- [EXERCISE AIM]
Reproduce all the lines exactly as they stand, apart from the pictures.
━━━━
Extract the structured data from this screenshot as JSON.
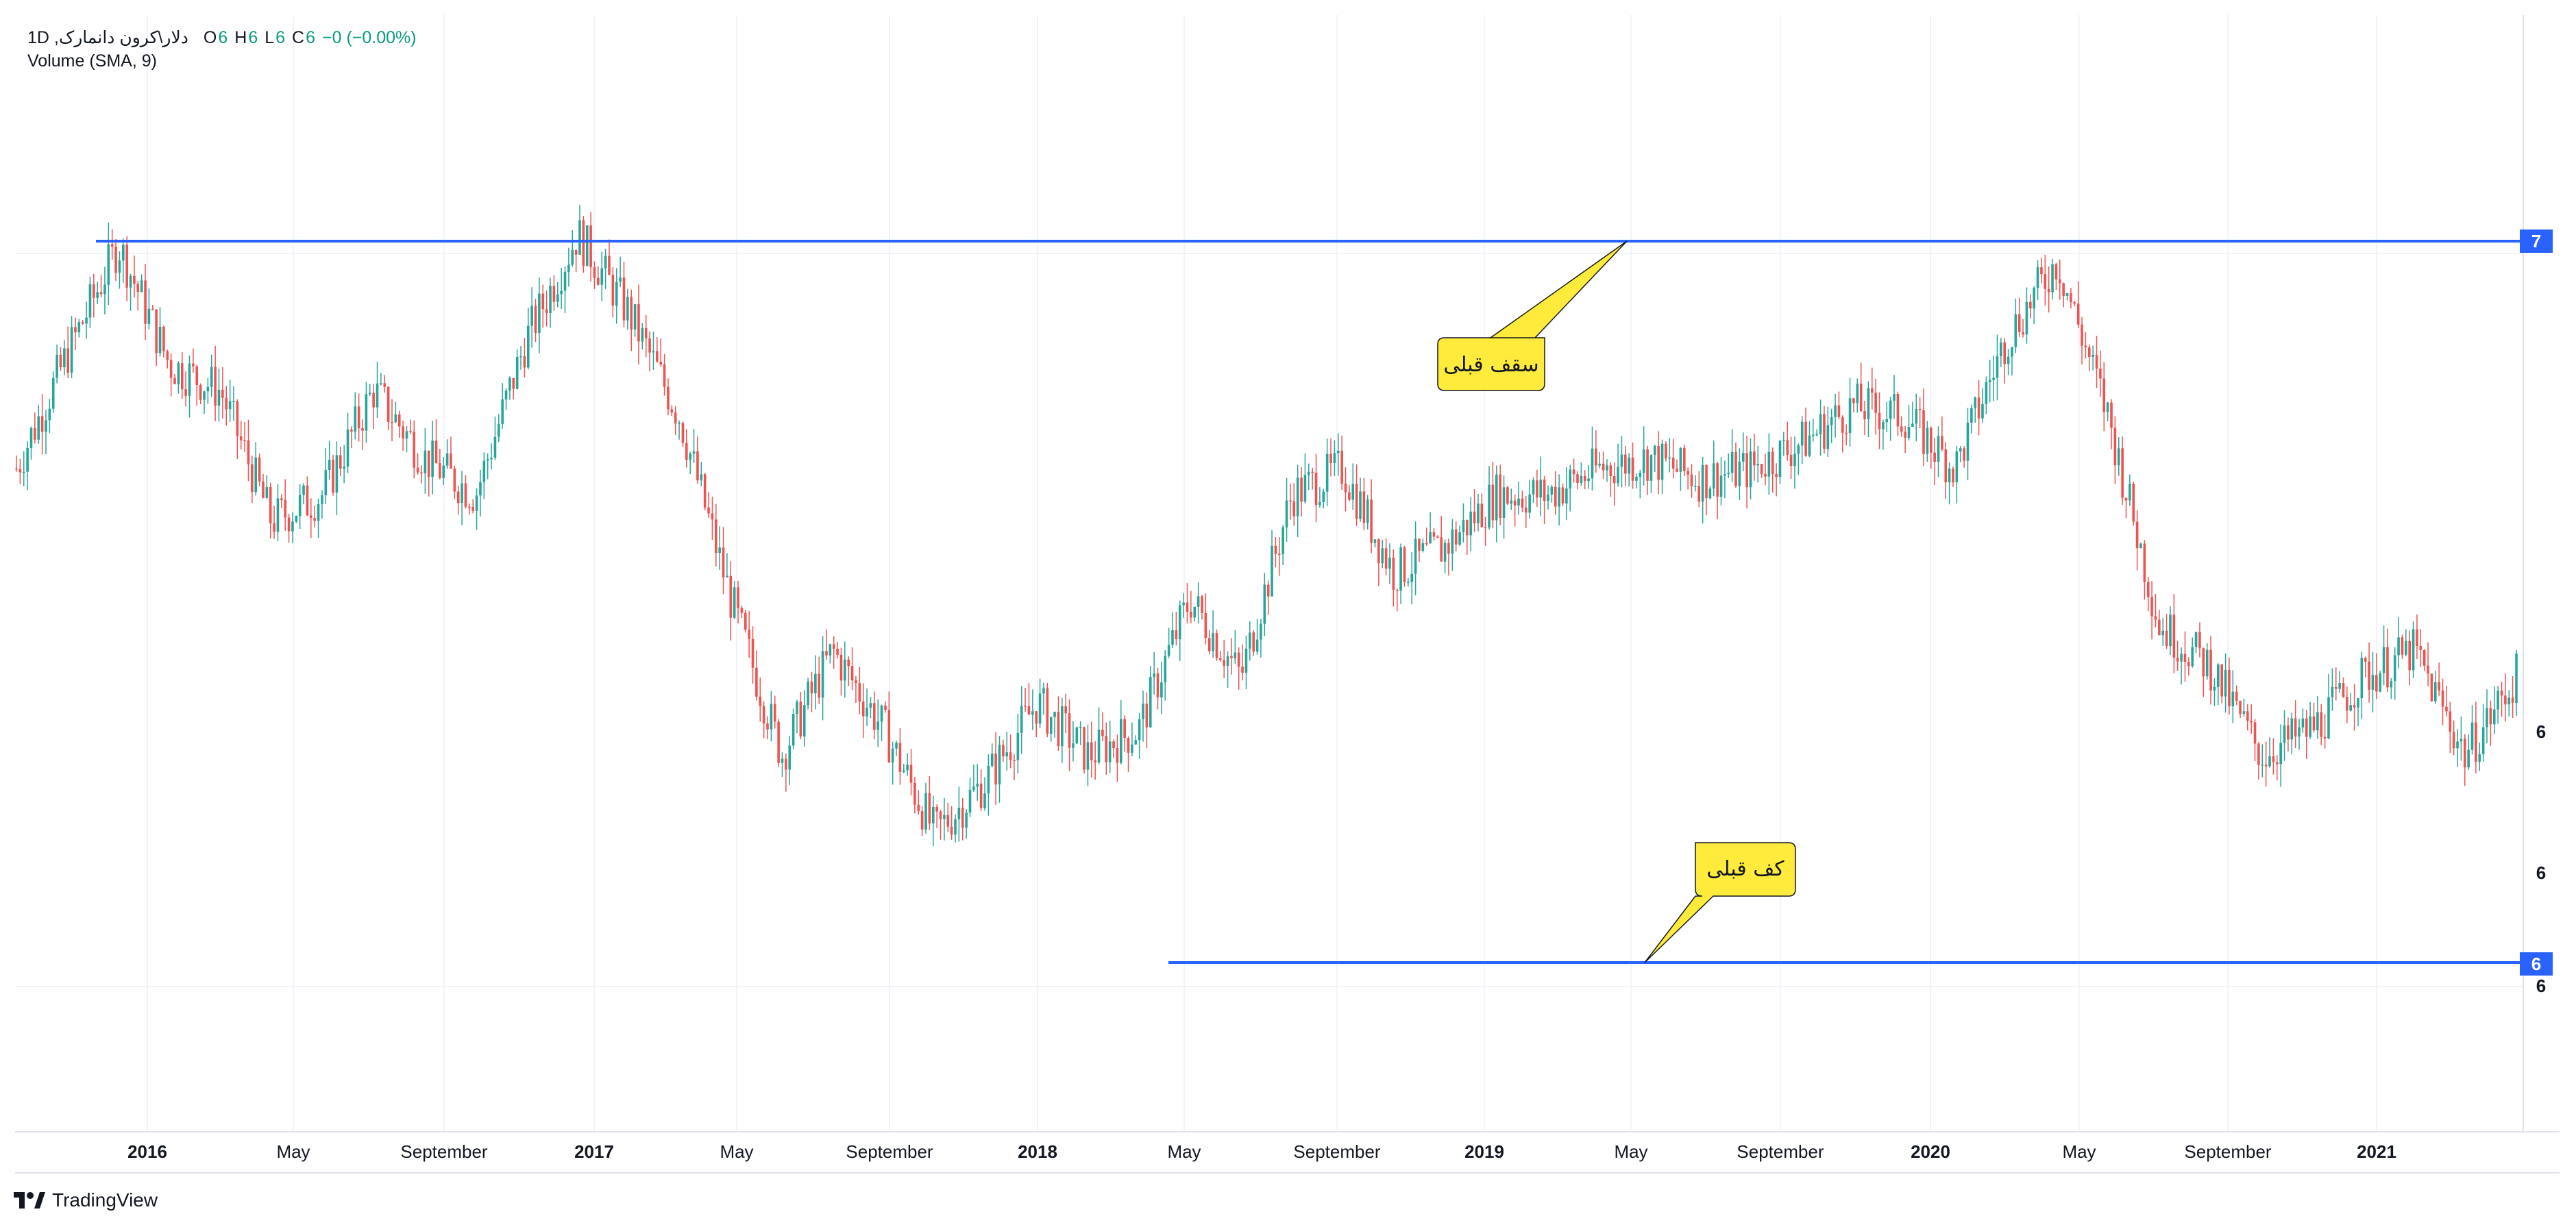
{
  "legend": {
    "symbol_title": "دلار\\کرون دانمارک, 1D",
    "o_label": "O",
    "o_value": "6",
    "h_label": "H",
    "h_value": "6",
    "l_label": "L",
    "l_value": "6",
    "c_label": "C",
    "c_value": "6",
    "change": "−0 (−0.00%)",
    "indicator": "Volume (SMA, 9)"
  },
  "chart_data": {
    "type": "line",
    "title": "",
    "x_axis_ticks": [
      "2016",
      "May",
      "September",
      "2017",
      "May",
      "September",
      "2018",
      "May",
      "September",
      "2019",
      "May",
      "September",
      "2020",
      "May",
      "September",
      "2021"
    ],
    "year_ticks": [
      "2016",
      "2017",
      "2018",
      "2019",
      "2020",
      "2021"
    ],
    "price_scale_labels": [
      "6",
      "6",
      "6"
    ],
    "price_tags": [
      {
        "label": "7",
        "kind": "resistance"
      },
      {
        "label": "6",
        "kind": "support"
      }
    ],
    "series": [
      {
        "values": [
          6.6,
          6.82,
          7.03,
          6.8,
          6.75,
          6.5,
          6.55,
          6.75,
          6.62,
          6.55,
          6.85,
          7.05,
          6.9,
          6.7,
          6.35,
          6.05,
          6.25,
          6.1,
          5.9,
          6.0,
          6.15,
          6.05,
          6.1,
          6.35,
          6.2,
          6.55,
          6.6,
          6.4,
          6.45,
          6.55,
          6.55,
          6.6,
          6.62,
          6.58,
          6.6,
          6.65,
          6.72,
          6.7,
          6.6,
          6.85,
          7.0,
          6.7,
          6.3,
          6.22,
          6.05,
          6.1,
          6.2,
          6.25,
          6.05,
          6.2
        ]
      }
    ],
    "candle_colors": {
      "up": "#26a69a",
      "down": "#ef5350"
    },
    "levels": {
      "resistance_color": "#2962ff",
      "support_color": "#2962ff"
    },
    "annotations": [
      {
        "text": "سقف قبلی",
        "target": "resistance"
      },
      {
        "text": "کف قبلی",
        "target": "support"
      }
    ],
    "grid": true,
    "legend_position": "top-left"
  },
  "brand": {
    "name": "TradingView"
  }
}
━━━━
- [WRITTEN RESPONSE]
Extract the structured data from this screenshot as JSON.
{
  "legend": {
    "symbol_title": "دلار\\کرون دانمارک, 1D",
    "o_label": "O",
    "o_value": "6",
    "h_label": "H",
    "h_value": "6",
    "l_label": "L",
    "l_value": "6",
    "c_label": "C",
    "c_value": "6",
    "change": "−0 (−0.00%)",
    "indicator": "Volume (SMA, 9)"
  },
  "chart_data": {
    "type": "line",
    "title": "",
    "x_axis_ticks": [
      "2016",
      "May",
      "September",
      "2017",
      "May",
      "September",
      "2018",
      "May",
      "September",
      "2019",
      "May",
      "September",
      "2020",
      "May",
      "September",
      "2021"
    ],
    "year_ticks": [
      "2016",
      "2017",
      "2018",
      "2019",
      "2020",
      "2021"
    ],
    "price_scale_labels": [
      "6",
      "6",
      "6"
    ],
    "price_tags": [
      {
        "label": "7",
        "kind": "resistance"
      },
      {
        "label": "6",
        "kind": "support"
      }
    ],
    "series": [
      {
        "values": [
          6.6,
          6.82,
          7.03,
          6.8,
          6.75,
          6.5,
          6.55,
          6.75,
          6.62,
          6.55,
          6.85,
          7.05,
          6.9,
          6.7,
          6.35,
          6.05,
          6.25,
          6.1,
          5.9,
          6.0,
          6.15,
          6.05,
          6.1,
          6.35,
          6.2,
          6.55,
          6.6,
          6.4,
          6.45,
          6.55,
          6.55,
          6.6,
          6.62,
          6.58,
          6.6,
          6.65,
          6.72,
          6.7,
          6.6,
          6.85,
          7.0,
          6.7,
          6.3,
          6.22,
          6.05,
          6.1,
          6.2,
          6.25,
          6.05,
          6.2
        ]
      }
    ],
    "candle_colors": {
      "up": "#26a69a",
      "down": "#ef5350"
    },
    "levels": {
      "resistance_color": "#2962ff",
      "support_color": "#2962ff"
    },
    "annotations": [
      {
        "text": "سقف قبلی",
        "target": "resistance"
      },
      {
        "text": "کف قبلی",
        "target": "support"
      }
    ],
    "grid": true,
    "legend_position": "top-left"
  },
  "brand": {
    "name": "TradingView"
  }
}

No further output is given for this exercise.